Task directions
State how many lines hold the word "объеме", with no other words.

Input material
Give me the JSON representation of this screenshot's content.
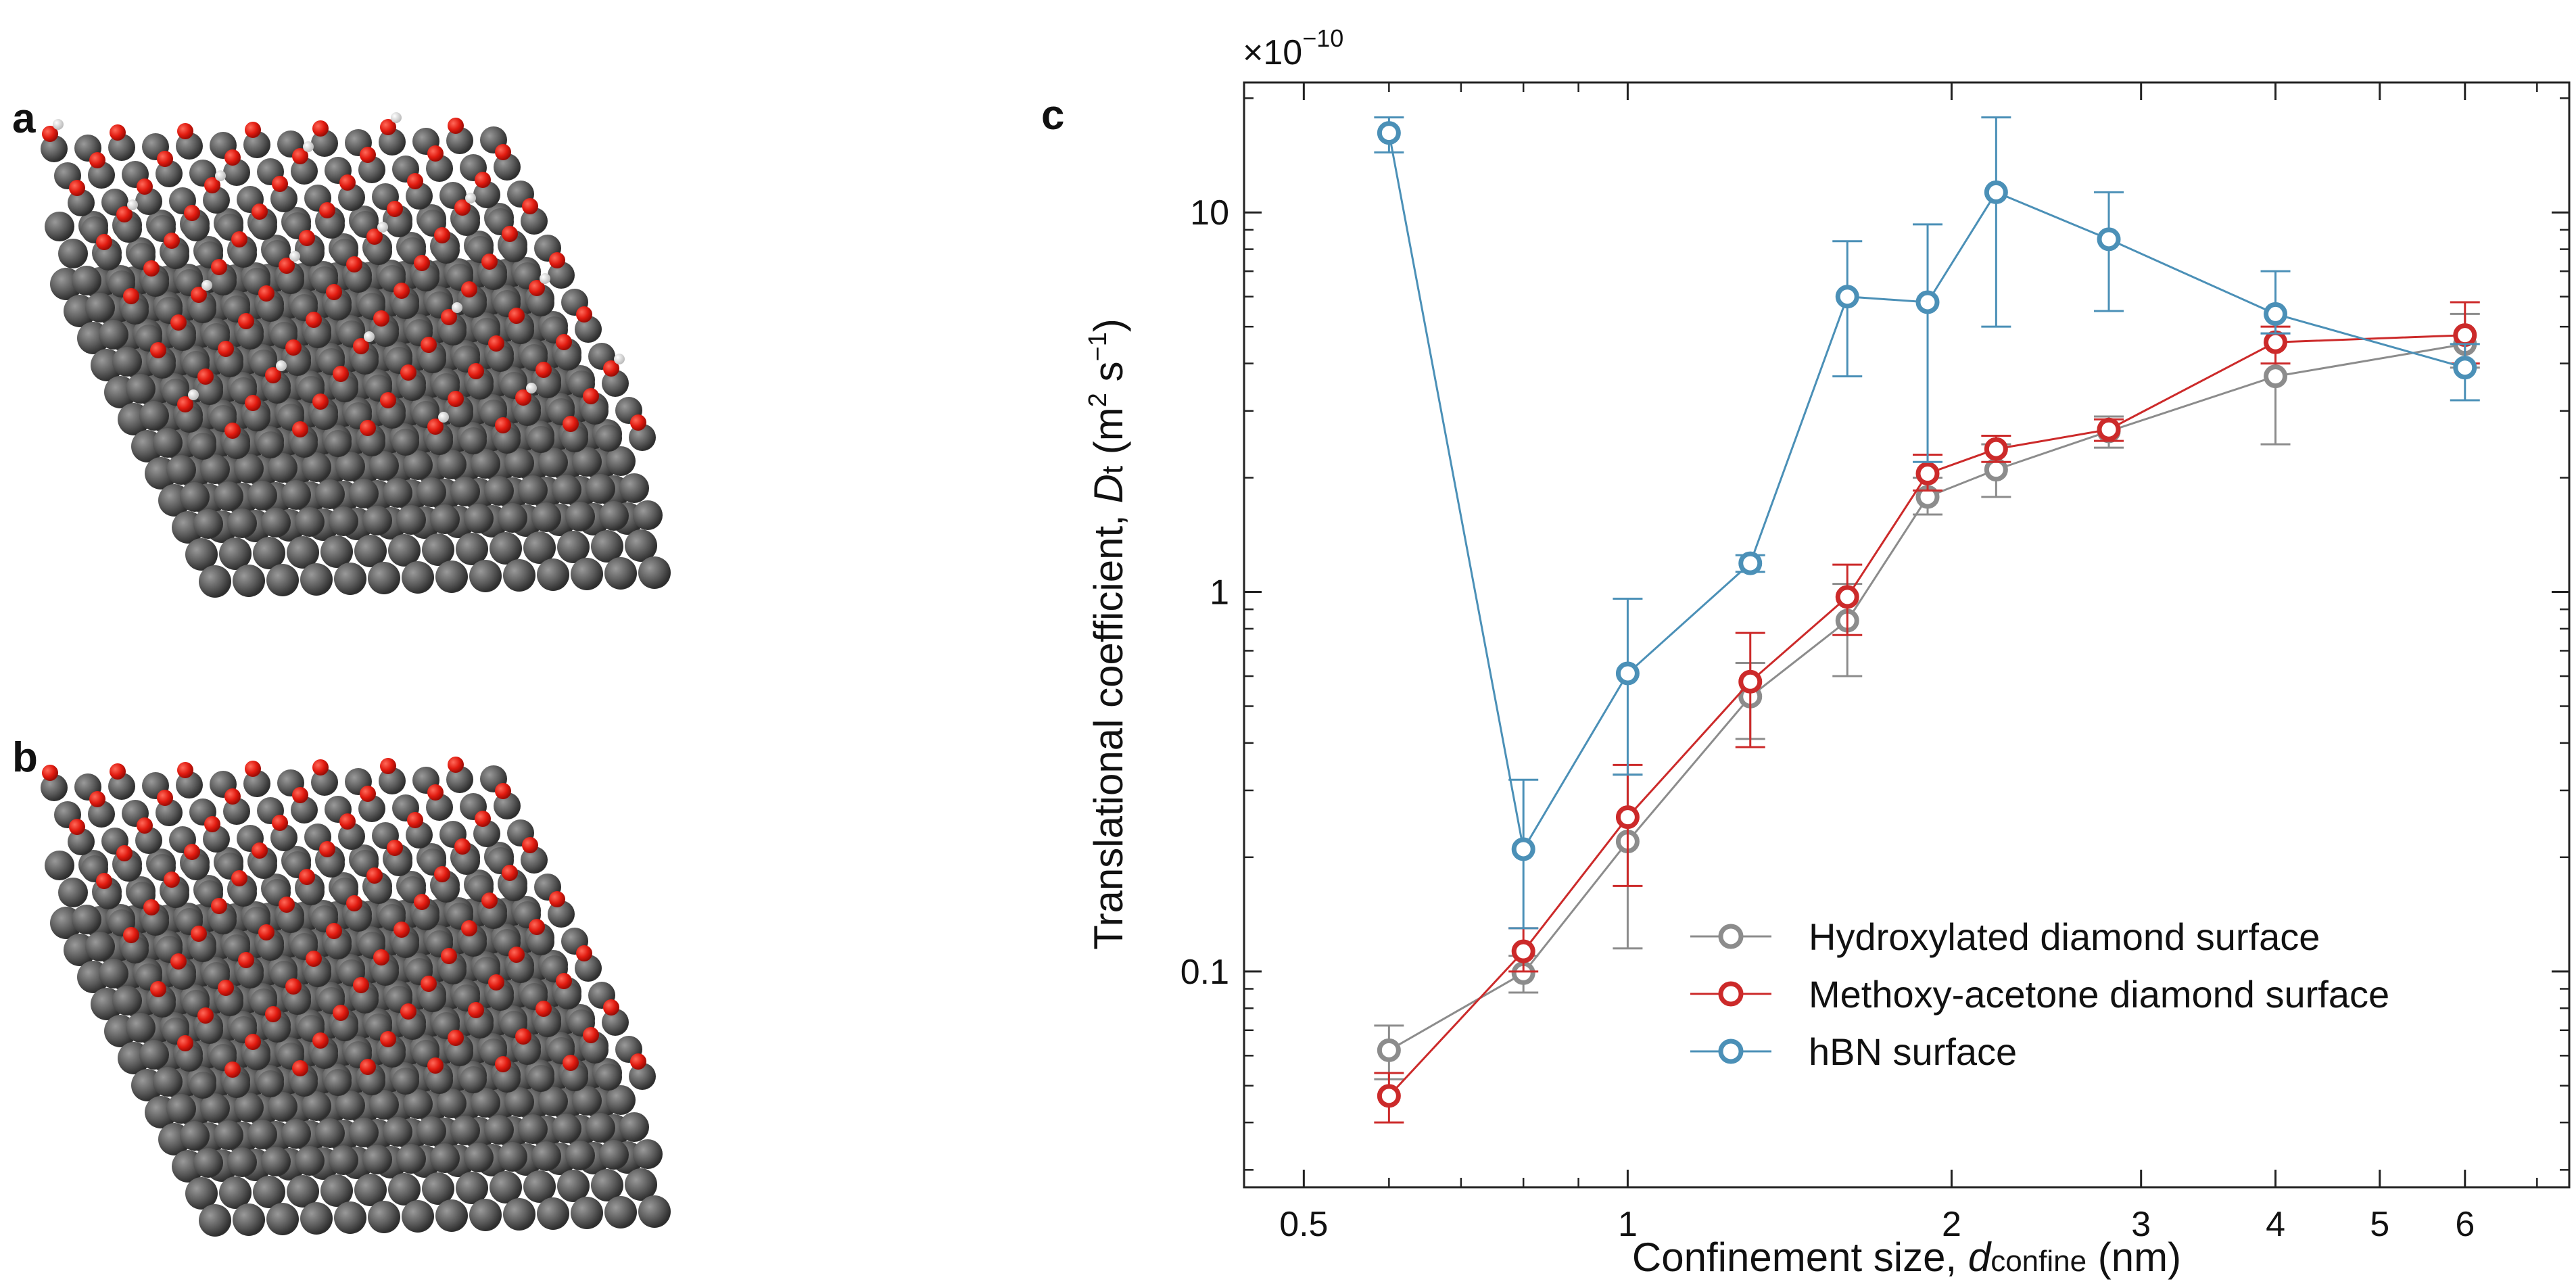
{
  "figure": {
    "panel_labels": [
      "a",
      "b",
      "c"
    ]
  },
  "chart_data": {
    "type": "scatter",
    "title": "",
    "xlabel_prefix": "Confinement size, ",
    "xlabel_var": "d",
    "xlabel_sub": "confine",
    "xlabel_suffix": " (nm)",
    "ylabel_prefix": "Translational coefficient, ",
    "ylabel_var": "D",
    "ylabel_sub": "t",
    "ylabel_units": " (m",
    "ylabel_exp1": "2",
    "ylabel_mid": " s",
    "ylabel_exp2": "−1",
    "ylabel_end": ")",
    "scale_base": "×10",
    "scale_exp": "−10",
    "x_scale": "log",
    "y_scale": "log",
    "xlim": [
      0.44,
      7.5
    ],
    "ylim": [
      0.027,
      22
    ],
    "x_ticks": [
      {
        "value": 0.5,
        "label": "0.5"
      },
      {
        "value": 1,
        "label": "1"
      },
      {
        "value": 2,
        "label": "2"
      },
      {
        "value": 3,
        "label": "3"
      },
      {
        "value": 4,
        "label": "4"
      },
      {
        "value": 5,
        "label": "5"
      },
      {
        "value": 6,
        "label": "6"
      }
    ],
    "y_ticks": [
      {
        "value": 0.1,
        "label": "0.1"
      },
      {
        "value": 1,
        "label": "1"
      },
      {
        "value": 10,
        "label": "10"
      }
    ],
    "x": [
      0.6,
      0.8,
      1.0,
      1.3,
      1.6,
      1.9,
      2.2,
      2.8,
      4.0,
      6.0
    ],
    "series": [
      {
        "name": "Hydroxylated diamond surface",
        "color": "#8c8c8c",
        "values": [
          0.062,
          0.099,
          0.22,
          0.53,
          0.84,
          1.78,
          2.1,
          2.65,
          3.7,
          4.5
        ],
        "err_low": [
          0.052,
          0.088,
          0.115,
          0.41,
          0.6,
          1.6,
          1.78,
          2.4,
          2.45,
          3.9
        ],
        "err_high": [
          0.072,
          0.11,
          0.33,
          0.65,
          1.05,
          2.0,
          2.45,
          2.9,
          4.8,
          5.4
        ]
      },
      {
        "name": "Methoxy-acetone diamond surface",
        "color": "#cc2a2a",
        "values": [
          0.047,
          0.113,
          0.255,
          0.58,
          0.97,
          2.05,
          2.38,
          2.68,
          4.55,
          4.75
        ],
        "err_low": [
          0.04,
          0.1,
          0.168,
          0.39,
          0.77,
          1.85,
          2.2,
          2.5,
          4.0,
          4.0
        ],
        "err_high": [
          0.054,
          0.13,
          0.35,
          0.78,
          1.18,
          2.3,
          2.58,
          2.85,
          5.0,
          5.8
        ]
      },
      {
        "name": "hBN surface",
        "color": "#4b90b7",
        "values": [
          16.2,
          0.21,
          0.61,
          1.19,
          6.0,
          5.8,
          11.3,
          8.5,
          5.4,
          3.9
        ],
        "err_low": [
          14.4,
          0.13,
          0.33,
          1.13,
          3.7,
          2.2,
          5.0,
          5.5,
          4.8,
          3.2
        ],
        "err_high": [
          17.8,
          0.32,
          0.96,
          1.25,
          8.4,
          9.3,
          17.8,
          11.3,
          7.0,
          4.5
        ]
      }
    ],
    "legend_position": "lower-right"
  }
}
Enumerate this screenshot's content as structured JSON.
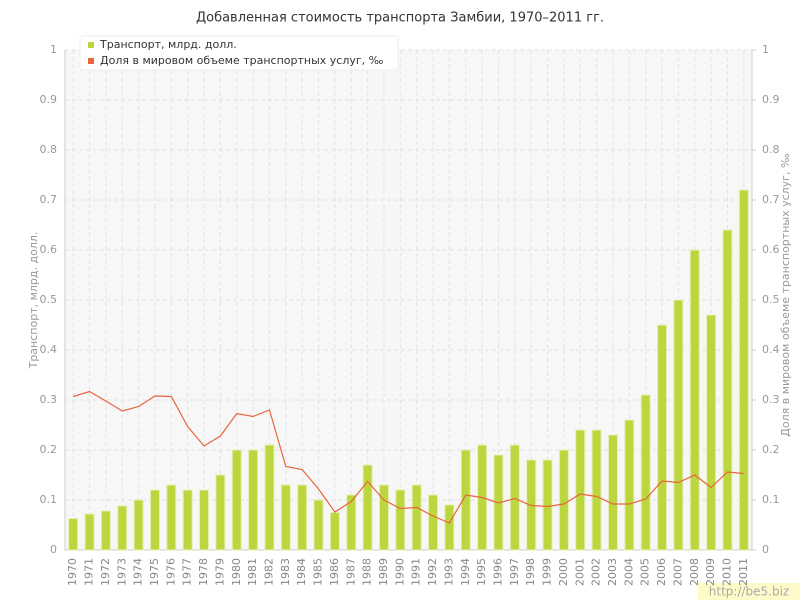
{
  "chart_data": {
    "type": "bar_line",
    "title": "Добавленная стоимость транспорта Замбии, 1970–2011 гг.",
    "ylabel": "Транспорт, млрд. долл.",
    "y2label": "Доля в мировом объеме транспортных услуг, ‰",
    "watermark": "http://be5.biz",
    "categories": [
      "1970",
      "1971",
      "1972",
      "1973",
      "1974",
      "1975",
      "1976",
      "1977",
      "1978",
      "1979",
      "1980",
      "1981",
      "1982",
      "1983",
      "1984",
      "1985",
      "1986",
      "1987",
      "1988",
      "1989",
      "1990",
      "1991",
      "1992",
      "1993",
      "1994",
      "1995",
      "1996",
      "1997",
      "1998",
      "1999",
      "2000",
      "2001",
      "2002",
      "2003",
      "2004",
      "2005",
      "2006",
      "2007",
      "2008",
      "2009",
      "2010",
      "2011"
    ],
    "series": [
      {
        "name": "Транспорт, млрд. долл.",
        "color": "#bcd63f",
        "kind": "bar",
        "values": [
          0.063,
          0.072,
          0.078,
          0.088,
          0.1,
          0.12,
          0.13,
          0.12,
          0.12,
          0.15,
          0.2,
          0.2,
          0.21,
          0.13,
          0.13,
          0.1,
          0.075,
          0.11,
          0.17,
          0.13,
          0.12,
          0.13,
          0.11,
          0.09,
          0.2,
          0.21,
          0.19,
          0.21,
          0.18,
          0.18,
          0.2,
          0.24,
          0.24,
          0.23,
          0.26,
          0.31,
          0.45,
          0.5,
          0.6,
          0.47,
          0.64,
          0.72
        ]
      },
      {
        "name": "Доля в мировом объеме транспортных услуг, ‰",
        "color": "#e8643c",
        "kind": "line",
        "axis": "y2",
        "values": [
          0.307,
          0.317,
          0.298,
          0.278,
          0.287,
          0.308,
          0.307,
          0.247,
          0.208,
          0.228,
          0.273,
          0.267,
          0.28,
          0.167,
          0.161,
          0.122,
          0.076,
          0.097,
          0.137,
          0.1,
          0.083,
          0.085,
          0.068,
          0.054,
          0.11,
          0.105,
          0.094,
          0.103,
          0.089,
          0.087,
          0.092,
          0.112,
          0.107,
          0.092,
          0.092,
          0.102,
          0.138,
          0.135,
          0.15,
          0.125,
          0.156,
          0.153
        ]
      }
    ],
    "ylim": [
      0,
      1
    ],
    "yticks": [
      0,
      0.1,
      0.2,
      0.3,
      0.4,
      0.5,
      0.6,
      0.7,
      0.8,
      0.9,
      1
    ],
    "y2lim": [
      0,
      1
    ],
    "y2ticks": [
      0,
      0.1,
      0.2,
      0.3,
      0.4,
      0.5,
      0.6,
      0.7,
      0.8,
      0.9,
      1
    ],
    "grid": true,
    "legend": "top-left"
  }
}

Exercise response
2